PASSAGE SHOWN:
Here's What Happened When We Went To An "Elite" Dating App's Party
The League, a dating app dubbed "Tinder for elites," threw an exclusive party in the Hamptons, because of course it did.
"Date intelligently!" proclaims The League, a new and highly selective dating app targeted at "elite singles" in San Francisco and New York. The League relies on LinkedIn data and "an advanced screening algorithm" to help determine who is accepted into the app and who stays on its extensive waitlist: Potential users are judged by their education and employment history in order to ensure they are "high-quality" enough to join the community of singles. (Once in the app, you can even further specify if you want the education level of your matches to be "highly selective" or merely "selective.") The ideal user is smart, ambitious, and successful, according to the app's website.
On July 31, The League held an exclusive party at the Surf Lodge hotel in Montauk, New York, promising great cocktails and an even better sunset. (For the uninitiated, Montauk is a newly hip vacation destination town at the eastern tip of Long Island, and the Surf Lodge is at the center of its young, trendy scene.) We were invited to attend and cover the event as press and arrived via party bus, though the vast majority of people on the bus were not press, just eligible members of The League. Brett had been on the app for a few weeks, whereas Jarry had it for only a couple of days, and neither of us was sure exactly what to expect. Here's what happened:
Boarding the party bus:
Brett: I went into this singles mixer open and optimistic, perhaps naïve, about how the night would unfold — but I did vaguely know what to expect. An app marketing itself to ~elite singles~ is going to attract a certain type of person, and I did not feel like that type of person whatsoever. I looked around the aisles and saw a sea of collar-popped finance/startup bros filling up the the seats and immediately picked up on the fact that I was in a different ~league~ than them. Although I'm usually quick to be social at events like these, I felt immediately more reserved and uncomfortable initiating conversations with the passengers around me. I didn't feel like I belonged there. One of the first lines I casually eavesdropped in on from a user was:
"Wow, that girl is like a model, bro. Well, like, a pretend model." He nudged a fellow League user and they chuckled together, flashing their Whitestrip-enhanced smiles. This was a bit of a foreshadowing of the rest of the evening for me, and only a taste of what was to come as we settled into our seats.

RECORD SET:
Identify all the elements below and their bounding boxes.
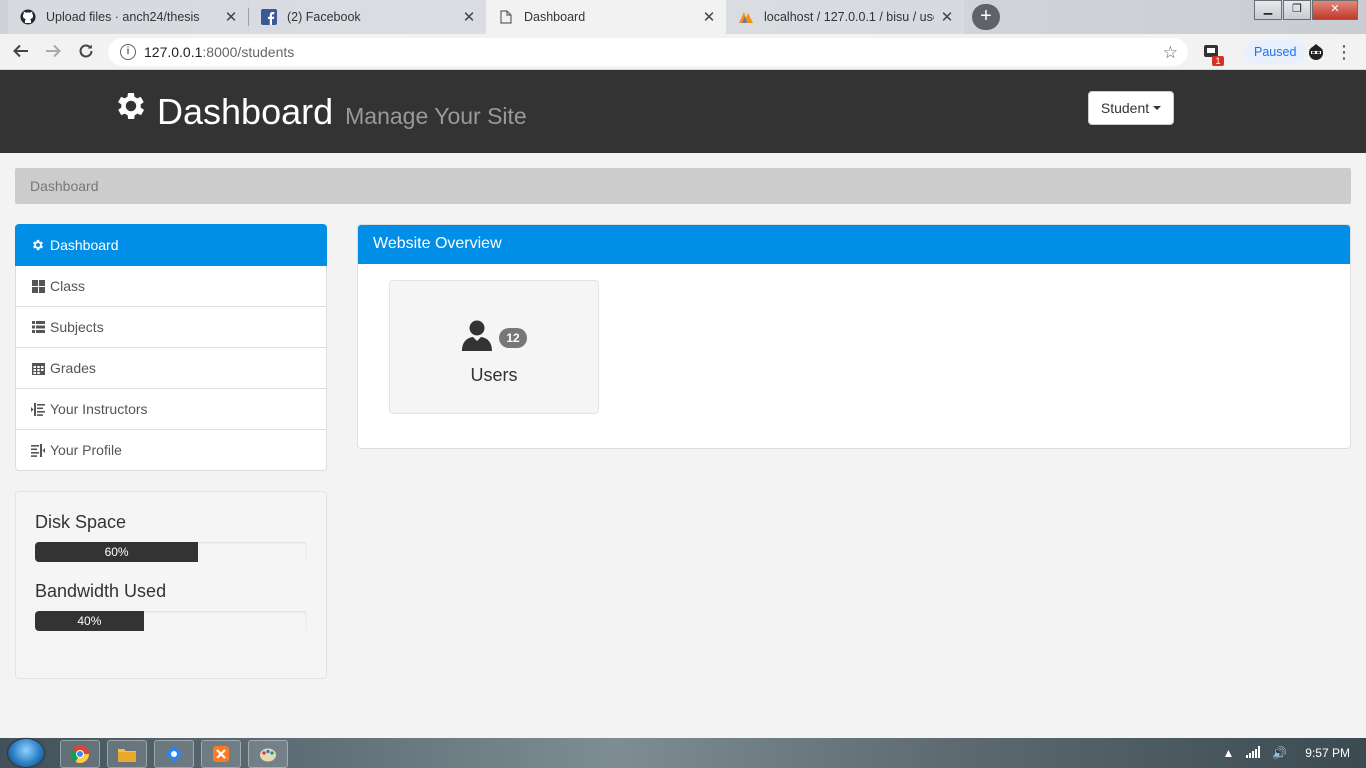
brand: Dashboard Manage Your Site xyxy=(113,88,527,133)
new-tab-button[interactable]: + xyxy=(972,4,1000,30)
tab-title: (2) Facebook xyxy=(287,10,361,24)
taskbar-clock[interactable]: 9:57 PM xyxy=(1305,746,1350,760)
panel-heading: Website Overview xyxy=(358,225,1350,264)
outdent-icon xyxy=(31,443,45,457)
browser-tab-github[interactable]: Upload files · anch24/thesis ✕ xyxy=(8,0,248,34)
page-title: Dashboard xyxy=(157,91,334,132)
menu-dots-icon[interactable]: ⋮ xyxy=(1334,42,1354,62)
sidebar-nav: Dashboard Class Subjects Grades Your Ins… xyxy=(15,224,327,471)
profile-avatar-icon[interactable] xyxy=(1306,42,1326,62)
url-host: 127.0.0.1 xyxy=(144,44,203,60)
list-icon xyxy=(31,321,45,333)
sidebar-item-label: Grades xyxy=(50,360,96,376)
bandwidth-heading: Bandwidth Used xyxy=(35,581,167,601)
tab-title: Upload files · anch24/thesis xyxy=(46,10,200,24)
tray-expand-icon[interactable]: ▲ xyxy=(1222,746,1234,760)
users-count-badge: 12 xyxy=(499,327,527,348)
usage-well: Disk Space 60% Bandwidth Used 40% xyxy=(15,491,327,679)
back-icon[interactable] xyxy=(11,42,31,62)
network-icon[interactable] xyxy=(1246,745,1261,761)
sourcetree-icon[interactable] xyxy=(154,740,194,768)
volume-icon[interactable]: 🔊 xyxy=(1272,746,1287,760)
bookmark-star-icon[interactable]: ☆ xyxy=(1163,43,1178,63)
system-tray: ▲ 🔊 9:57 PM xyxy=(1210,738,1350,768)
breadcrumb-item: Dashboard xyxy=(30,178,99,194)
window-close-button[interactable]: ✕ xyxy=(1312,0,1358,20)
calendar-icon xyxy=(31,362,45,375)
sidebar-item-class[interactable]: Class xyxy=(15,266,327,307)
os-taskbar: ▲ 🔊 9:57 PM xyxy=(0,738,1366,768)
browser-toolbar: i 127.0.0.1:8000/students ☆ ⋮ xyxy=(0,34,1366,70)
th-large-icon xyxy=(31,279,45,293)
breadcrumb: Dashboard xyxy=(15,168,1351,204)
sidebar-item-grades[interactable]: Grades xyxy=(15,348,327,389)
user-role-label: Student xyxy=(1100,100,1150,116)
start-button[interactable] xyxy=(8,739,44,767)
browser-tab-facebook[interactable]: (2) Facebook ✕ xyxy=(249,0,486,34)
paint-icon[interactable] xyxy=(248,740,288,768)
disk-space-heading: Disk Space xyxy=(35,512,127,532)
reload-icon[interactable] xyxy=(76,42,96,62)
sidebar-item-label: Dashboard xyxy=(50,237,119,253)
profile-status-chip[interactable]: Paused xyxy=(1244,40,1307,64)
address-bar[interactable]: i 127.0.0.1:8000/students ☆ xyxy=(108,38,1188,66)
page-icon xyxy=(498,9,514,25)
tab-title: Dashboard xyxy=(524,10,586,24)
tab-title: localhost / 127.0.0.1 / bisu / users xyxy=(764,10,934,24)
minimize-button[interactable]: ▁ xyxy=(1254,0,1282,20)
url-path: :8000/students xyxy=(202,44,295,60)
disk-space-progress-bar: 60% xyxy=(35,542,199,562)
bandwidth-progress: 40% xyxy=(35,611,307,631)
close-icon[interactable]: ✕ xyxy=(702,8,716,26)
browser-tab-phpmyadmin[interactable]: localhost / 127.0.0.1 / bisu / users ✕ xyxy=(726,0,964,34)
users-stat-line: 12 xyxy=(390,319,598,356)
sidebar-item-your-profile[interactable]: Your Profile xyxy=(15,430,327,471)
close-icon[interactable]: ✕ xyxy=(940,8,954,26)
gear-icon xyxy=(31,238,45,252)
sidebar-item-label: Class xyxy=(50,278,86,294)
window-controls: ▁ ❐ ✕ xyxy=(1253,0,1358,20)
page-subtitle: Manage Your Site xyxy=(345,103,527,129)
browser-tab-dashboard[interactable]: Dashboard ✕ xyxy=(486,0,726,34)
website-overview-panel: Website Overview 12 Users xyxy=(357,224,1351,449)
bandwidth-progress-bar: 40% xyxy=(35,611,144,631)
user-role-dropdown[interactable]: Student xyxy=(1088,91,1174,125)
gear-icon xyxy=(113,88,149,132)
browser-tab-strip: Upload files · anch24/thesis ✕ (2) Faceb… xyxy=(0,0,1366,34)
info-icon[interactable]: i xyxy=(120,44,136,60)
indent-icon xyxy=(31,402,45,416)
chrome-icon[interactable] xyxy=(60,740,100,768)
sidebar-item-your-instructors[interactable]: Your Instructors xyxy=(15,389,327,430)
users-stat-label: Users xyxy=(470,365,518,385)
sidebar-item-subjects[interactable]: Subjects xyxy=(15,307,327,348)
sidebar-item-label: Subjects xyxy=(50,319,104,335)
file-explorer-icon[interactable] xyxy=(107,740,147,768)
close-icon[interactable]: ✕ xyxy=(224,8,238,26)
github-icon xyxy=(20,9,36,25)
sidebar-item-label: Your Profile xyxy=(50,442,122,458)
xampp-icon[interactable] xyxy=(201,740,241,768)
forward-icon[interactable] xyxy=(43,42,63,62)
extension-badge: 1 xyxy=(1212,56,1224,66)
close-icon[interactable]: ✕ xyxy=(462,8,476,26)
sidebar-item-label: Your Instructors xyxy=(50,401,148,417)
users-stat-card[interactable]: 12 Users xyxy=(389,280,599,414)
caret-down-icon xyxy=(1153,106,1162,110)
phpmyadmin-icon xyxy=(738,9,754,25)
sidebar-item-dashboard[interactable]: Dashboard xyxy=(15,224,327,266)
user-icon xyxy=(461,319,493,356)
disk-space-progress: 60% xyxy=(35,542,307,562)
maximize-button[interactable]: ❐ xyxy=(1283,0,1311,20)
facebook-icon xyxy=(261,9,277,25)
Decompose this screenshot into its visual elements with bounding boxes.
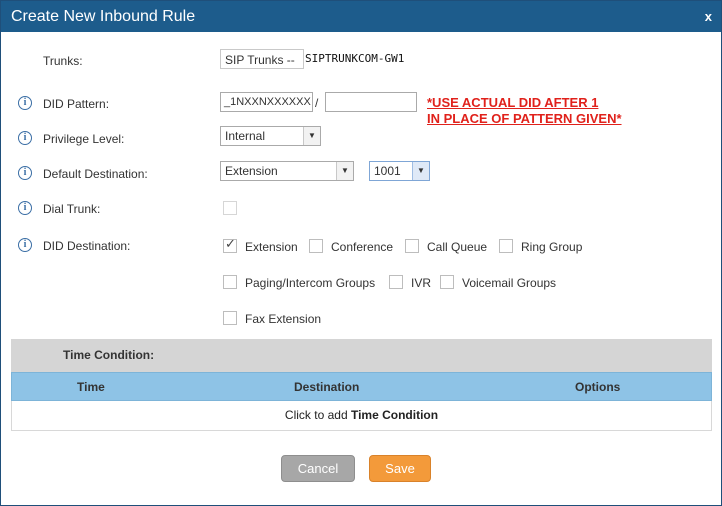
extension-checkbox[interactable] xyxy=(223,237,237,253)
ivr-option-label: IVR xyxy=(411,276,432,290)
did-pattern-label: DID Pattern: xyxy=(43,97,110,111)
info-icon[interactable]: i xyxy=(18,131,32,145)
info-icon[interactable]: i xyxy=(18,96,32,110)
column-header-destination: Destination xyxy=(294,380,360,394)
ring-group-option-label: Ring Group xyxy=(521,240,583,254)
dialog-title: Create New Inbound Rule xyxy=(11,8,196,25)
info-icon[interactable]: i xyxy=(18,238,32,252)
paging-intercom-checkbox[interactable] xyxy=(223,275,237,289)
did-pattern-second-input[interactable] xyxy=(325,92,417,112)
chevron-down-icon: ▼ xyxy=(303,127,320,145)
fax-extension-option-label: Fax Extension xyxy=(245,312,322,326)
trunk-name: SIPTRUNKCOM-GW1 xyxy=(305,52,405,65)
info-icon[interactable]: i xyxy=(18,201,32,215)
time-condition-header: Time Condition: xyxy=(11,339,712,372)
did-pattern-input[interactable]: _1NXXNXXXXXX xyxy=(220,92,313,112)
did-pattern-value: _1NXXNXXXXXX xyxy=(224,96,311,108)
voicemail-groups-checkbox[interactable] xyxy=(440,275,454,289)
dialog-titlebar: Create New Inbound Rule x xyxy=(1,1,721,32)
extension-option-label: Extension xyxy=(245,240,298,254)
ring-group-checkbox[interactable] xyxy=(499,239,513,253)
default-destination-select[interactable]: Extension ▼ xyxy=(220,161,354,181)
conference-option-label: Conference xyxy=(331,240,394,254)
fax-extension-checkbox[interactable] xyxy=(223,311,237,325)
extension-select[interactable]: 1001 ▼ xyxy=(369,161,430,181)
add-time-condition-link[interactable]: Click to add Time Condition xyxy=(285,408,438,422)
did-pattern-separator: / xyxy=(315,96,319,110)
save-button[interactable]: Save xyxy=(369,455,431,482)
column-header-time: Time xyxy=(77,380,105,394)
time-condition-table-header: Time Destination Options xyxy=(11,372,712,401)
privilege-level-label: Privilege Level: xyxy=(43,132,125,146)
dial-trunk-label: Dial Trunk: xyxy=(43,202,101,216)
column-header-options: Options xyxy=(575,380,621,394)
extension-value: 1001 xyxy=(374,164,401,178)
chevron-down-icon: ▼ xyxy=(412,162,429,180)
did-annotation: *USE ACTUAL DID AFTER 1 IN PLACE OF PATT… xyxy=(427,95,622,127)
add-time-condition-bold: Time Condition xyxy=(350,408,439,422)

GIVEN PROBLEM 1:
In the dating app article, at which hotel did The League hold its July 31 party?
GIVEN PROBLEM 2:
Please condense the paragraph of the dating app article that opens with "'Date intelligently!' proclaims The League" into a bulleted list that keeps its main facts.

FINISHED ANSWER 1:
The Surf Lodge hotel in Montauk, New York.

FINISHED ANSWER 2:
- The League is a new, highly selective dating app aimed at "elite singles" in San Francisco and New York, with the slogan "Date intelligently!"
- It uses LinkedIn data and "an advanced screening algorithm" to decide who is accepted and who stays on its extensive waitlist.
- Applicants are judged by their education and employment history to make sure they are "high-quality" enough to join.
- Once in the app, users can choose whether their matches' education level should be "highly selective" or merely "selective."
- According to the app's website, the ideal user is smart, ambitious, and successful.